Exercise goal => Retype all material exactly. Pictures stay out of the copy.

The input =>
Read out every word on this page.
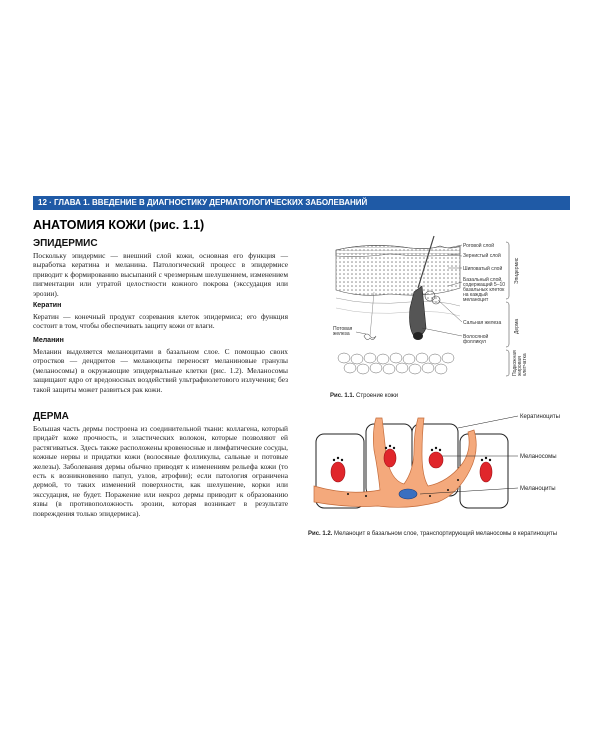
12 · ГЛАВА 1. ВВЕДЕНИЕ В ДИАГНОСТИКУ ДЕРМАТОЛОГИЧЕСКИХ ЗАБОЛЕВАНИЙ
АНАТОМИЯ КОЖИ (рис. 1.1)
ЭПИДЕРМИС

Поскольку эпидермис — внешний слой кожи, основная его функция — выработка кератина и меланина. Патологический процесс в эпидермисе приводит к формированию высыпаний с чрезмерным шелушением, изменением пигментации или утратой целостности кожного покрова (экссудация или эрозии).

Кератин

Кератин — конечный продукт созревания клеток эпидермиса; его функция состоит в том, чтобы обеспечивать защиту кожи от влаги.

Меланин

Меланин выделяется меланоцитами в базальном слое. С помощью своих отростков — дендритов — меланоциты переносят меланиновые гранулы (меланосомы) в окружающие эпидермальные клетки (рис. 1.2). Меланосомы защищают ядро от вредоносных воздействий ультрафиолетового излучения; без такой защиты может развиться рак кожи.

ДЕРМА

Большая часть дермы построена из соединительной ткани: коллагена, который придаёт коже прочность, и эластических волокон, которые позволяют ей растягиваться. Здесь также расположены кровеносные и лимфатические сосуды, кожные нервы и придатки кожи (волосяные фолликулы, сальные и потовые железы). Заболевания дермы обычно приводят к изменениям рельефа кожи (то есть к возникновению папул, узлов, атрофии); если патология ограничена дермой, то таких изменений поверхности, как шелушение, корки или экссудация, не будет. Поражение или некроз дермы приводит к образованию язвы (в противоположность эрозии, которая возникает в результате повреждения только эпидермиса).

Роговой слой
Зернистый слой
Шиповатый слой
Базальный слой,
содержащий 5–10
базальных клеток
на каждый
меланоцит
Сальная железа
Волосяной
фолликул
Потовая
железа
Эпидермис
Дерма
Подкожная жировая клетчатка
Рис. 1.1. Строение кожи
Кератиноциты
Меланосомы
Меланоциты
Рис. 1.2. Меланоцит в базальном слое, транспортирующий меланосомы в кератиноциты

Task output =>
Read out every word on this page.
12 · ГЛАВА 1. ВВЕДЕНИЕ В ДИАГНОСТИКУ ДЕРМАТОЛОГИЧЕСКИХ ЗАБОЛЕВАНИЙ
АНАТОМИЯ КОЖИ (рис. 1.1)
ЭПИДЕРМИС

Поскольку эпидермис — внешний слой кожи, основная его функция — выработка кератина и меланина. Патологический процесс в эпидермисе приводит к формированию высыпаний с чрезмерным шелушением, изменением пигментации или утратой целостности кожного покрова (экссудация или эрозии).

Кератин

Кератин — конечный продукт созревания клеток эпидермиса; его функция состоит в том, чтобы обеспечивать защиту кожи от влаги.

Меланин

Меланин выделяется меланоцитами в базальном слое. С помощью своих отростков — дендритов — меланоциты переносят меланиновые гранулы (меланосомы) в окружающие эпидермальные клетки (рис. 1.2). Меланосомы защищают ядро от вредоносных воздействий ультрафиолетового излучения; без такой защиты может развиться рак кожи.

ДЕРМА

Большая часть дермы построена из соединительной ткани: коллагена, который придаёт коже прочность, и эластических волокон, которые позволяют ей растягиваться. Здесь также расположены кровеносные и лимфатические сосуды, кожные нервы и придатки кожи (волосяные фолликулы, сальные и потовые железы). Заболевания дермы обычно приводят к изменениям рельефа кожи (то есть к возникновению папул, узлов, атрофии); если патология ограничена дермой, то таких изменений поверхности, как шелушение, корки или экссудация, не будет. Поражение или некроз дермы приводит к образованию язвы (в противоположность эрозии, которая возникает в результате повреждения только эпидермиса).

Роговой слой
Зернистый слой
Шиповатый слой
Базальный слой,
содержащий 5–10
базальных клеток
на каждый
меланоцит
Сальная железа
Волосяной
фолликул
Потовая
железа
Эпидермис
Дерма
Подкожная жировая клетчатка
Рис. 1.1. Строение кожи
Кератиноциты
Меланосомы
Меланоциты
Рис. 1.2. Меланоцит в базальном слое, транспортирующий меланосомы в кератиноциты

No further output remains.